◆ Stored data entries
#####

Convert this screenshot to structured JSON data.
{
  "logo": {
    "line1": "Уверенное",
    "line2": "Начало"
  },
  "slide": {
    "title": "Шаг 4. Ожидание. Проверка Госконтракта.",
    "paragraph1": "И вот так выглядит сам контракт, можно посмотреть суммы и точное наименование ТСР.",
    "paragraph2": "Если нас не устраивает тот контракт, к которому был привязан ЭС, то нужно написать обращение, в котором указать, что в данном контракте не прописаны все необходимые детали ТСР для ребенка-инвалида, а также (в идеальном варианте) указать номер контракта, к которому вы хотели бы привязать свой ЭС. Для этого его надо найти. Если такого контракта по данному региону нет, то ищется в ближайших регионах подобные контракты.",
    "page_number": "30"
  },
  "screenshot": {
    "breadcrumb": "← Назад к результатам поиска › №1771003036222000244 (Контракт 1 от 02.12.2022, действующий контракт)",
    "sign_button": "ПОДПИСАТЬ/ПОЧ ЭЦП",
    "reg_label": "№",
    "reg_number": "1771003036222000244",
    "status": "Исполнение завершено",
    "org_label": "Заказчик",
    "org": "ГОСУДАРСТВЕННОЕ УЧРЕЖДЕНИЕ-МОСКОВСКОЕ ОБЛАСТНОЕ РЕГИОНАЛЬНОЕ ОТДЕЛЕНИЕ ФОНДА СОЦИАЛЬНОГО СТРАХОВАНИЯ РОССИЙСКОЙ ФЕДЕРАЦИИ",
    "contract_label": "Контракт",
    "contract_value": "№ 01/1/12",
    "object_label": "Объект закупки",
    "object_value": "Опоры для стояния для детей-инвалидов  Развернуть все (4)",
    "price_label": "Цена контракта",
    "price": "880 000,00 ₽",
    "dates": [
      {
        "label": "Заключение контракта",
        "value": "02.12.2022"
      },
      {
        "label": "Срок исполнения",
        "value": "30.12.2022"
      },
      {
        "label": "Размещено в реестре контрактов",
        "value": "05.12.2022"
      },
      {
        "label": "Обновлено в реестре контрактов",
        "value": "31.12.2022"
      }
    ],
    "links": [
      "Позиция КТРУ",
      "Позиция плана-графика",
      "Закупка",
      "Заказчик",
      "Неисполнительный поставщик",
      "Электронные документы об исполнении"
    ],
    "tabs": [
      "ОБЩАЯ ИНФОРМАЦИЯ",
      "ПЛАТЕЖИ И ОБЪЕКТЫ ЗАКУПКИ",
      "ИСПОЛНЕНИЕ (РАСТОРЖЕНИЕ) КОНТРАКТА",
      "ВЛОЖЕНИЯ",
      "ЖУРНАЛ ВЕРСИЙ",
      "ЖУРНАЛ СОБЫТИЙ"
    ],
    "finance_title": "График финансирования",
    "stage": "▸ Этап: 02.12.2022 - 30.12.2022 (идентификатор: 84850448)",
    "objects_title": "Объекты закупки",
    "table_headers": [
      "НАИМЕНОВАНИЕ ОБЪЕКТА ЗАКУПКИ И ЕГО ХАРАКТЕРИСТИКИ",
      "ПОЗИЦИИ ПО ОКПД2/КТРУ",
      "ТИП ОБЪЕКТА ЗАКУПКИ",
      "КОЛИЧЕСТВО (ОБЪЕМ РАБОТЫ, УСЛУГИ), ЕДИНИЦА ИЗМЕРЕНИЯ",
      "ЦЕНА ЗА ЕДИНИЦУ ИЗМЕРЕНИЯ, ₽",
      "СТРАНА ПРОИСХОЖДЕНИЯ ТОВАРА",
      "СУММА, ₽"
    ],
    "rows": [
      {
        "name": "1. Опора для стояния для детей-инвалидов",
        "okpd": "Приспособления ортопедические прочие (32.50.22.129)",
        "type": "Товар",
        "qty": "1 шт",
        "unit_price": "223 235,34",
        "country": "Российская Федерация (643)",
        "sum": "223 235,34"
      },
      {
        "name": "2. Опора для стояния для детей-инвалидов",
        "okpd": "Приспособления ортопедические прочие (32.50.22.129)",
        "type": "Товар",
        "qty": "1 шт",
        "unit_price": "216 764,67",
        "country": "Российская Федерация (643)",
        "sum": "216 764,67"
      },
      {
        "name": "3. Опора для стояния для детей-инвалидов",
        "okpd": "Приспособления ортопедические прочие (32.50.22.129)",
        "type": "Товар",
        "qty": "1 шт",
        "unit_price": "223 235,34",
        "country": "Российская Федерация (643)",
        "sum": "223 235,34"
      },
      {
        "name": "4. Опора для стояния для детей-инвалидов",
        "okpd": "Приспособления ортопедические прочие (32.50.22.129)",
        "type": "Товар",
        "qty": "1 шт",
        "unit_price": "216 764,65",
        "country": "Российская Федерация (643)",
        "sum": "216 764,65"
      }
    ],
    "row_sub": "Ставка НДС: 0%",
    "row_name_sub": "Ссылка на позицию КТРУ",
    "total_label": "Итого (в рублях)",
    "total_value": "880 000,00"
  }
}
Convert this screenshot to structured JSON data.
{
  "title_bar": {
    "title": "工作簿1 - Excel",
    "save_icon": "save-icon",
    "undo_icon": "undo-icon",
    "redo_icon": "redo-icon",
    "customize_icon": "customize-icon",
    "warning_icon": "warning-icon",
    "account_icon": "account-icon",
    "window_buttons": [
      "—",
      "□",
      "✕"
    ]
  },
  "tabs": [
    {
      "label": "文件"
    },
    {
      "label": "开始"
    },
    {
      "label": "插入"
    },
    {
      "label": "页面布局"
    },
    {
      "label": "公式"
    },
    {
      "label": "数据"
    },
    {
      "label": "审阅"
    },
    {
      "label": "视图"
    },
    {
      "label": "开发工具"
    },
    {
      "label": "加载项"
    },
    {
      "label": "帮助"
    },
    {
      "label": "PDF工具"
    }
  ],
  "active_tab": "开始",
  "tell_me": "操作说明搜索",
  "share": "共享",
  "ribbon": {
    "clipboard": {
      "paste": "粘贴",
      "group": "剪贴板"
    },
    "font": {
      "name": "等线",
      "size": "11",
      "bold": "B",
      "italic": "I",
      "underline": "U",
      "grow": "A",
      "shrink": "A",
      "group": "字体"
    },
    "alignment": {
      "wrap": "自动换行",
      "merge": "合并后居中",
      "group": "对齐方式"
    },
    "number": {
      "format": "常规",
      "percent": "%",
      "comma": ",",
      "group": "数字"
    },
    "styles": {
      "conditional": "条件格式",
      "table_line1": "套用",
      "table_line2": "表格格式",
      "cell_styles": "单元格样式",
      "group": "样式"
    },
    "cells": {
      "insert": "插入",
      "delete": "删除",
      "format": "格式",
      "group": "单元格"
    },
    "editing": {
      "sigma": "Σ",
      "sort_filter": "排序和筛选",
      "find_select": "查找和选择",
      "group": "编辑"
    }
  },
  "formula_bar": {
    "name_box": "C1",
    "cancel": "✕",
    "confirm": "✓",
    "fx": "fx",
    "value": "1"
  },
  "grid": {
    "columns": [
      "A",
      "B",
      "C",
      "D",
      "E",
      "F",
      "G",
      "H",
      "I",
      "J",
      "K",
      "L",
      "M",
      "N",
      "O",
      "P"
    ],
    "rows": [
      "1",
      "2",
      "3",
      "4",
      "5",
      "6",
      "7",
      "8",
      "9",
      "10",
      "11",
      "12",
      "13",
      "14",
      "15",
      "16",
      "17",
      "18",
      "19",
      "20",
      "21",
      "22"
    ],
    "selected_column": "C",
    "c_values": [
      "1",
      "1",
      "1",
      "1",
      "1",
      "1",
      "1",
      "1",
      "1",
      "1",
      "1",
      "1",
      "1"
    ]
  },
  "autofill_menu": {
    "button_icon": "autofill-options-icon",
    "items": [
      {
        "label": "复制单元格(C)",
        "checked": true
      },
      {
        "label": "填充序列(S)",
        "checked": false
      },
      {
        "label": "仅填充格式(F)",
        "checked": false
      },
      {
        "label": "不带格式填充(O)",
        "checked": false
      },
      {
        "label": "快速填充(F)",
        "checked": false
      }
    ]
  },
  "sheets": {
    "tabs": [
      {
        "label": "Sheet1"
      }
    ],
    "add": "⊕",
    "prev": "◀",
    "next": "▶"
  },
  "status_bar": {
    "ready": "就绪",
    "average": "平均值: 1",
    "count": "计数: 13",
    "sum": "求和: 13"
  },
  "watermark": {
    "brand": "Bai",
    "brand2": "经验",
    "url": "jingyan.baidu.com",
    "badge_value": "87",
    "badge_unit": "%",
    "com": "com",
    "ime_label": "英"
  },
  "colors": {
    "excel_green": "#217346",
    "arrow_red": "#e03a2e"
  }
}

#####

◆ Problem requirements
In the entries above, find each line with the string "Позиция" and copy it.

◆ Full response
      "Позиция КТРУ",
      "Позиция плана-графика",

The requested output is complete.